- _AIM OF THE TASK_
Reproduce the whole listing, character for character.

- _RECORD EXTRACTS_
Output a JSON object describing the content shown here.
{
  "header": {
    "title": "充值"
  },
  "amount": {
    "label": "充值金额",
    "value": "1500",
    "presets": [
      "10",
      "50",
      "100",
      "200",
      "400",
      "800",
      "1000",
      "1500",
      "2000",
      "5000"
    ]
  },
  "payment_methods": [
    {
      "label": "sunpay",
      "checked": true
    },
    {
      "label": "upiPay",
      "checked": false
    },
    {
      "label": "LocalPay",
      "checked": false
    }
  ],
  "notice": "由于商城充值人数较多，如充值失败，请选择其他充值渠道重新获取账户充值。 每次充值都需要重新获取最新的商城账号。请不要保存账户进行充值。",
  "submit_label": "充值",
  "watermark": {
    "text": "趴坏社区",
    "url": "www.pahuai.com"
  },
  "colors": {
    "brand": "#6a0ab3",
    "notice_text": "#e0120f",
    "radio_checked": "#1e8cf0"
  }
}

- _THE COMPLETED TASK_
Output a JSON object describing the content shown here.
{
  "header": {
    "title": "充值"
  },
  "amount": {
    "label": "充值金额",
    "value": "1500",
    "presets": [
      "10",
      "50",
      "100",
      "200",
      "400",
      "800",
      "1000",
      "1500",
      "2000",
      "5000"
    ]
  },
  "payment_methods": [
    {
      "label": "sunpay",
      "checked": true
    },
    {
      "label": "upiPay",
      "checked": false
    },
    {
      "label": "LocalPay",
      "checked": false
    }
  ],
  "notice": "由于商城充值人数较多，如充值失败，请选择其他充值渠道重新获取账户充值。 每次充值都需要重新获取最新的商城账号。请不要保存账户进行充值。",
  "submit_label": "充值",
  "watermark": {
    "text": "趴坏社区",
    "url": "www.pahuai.com"
  },
  "colors": {
    "brand": "#6a0ab3",
    "notice_text": "#e0120f",
    "radio_checked": "#1e8cf0"
  }
}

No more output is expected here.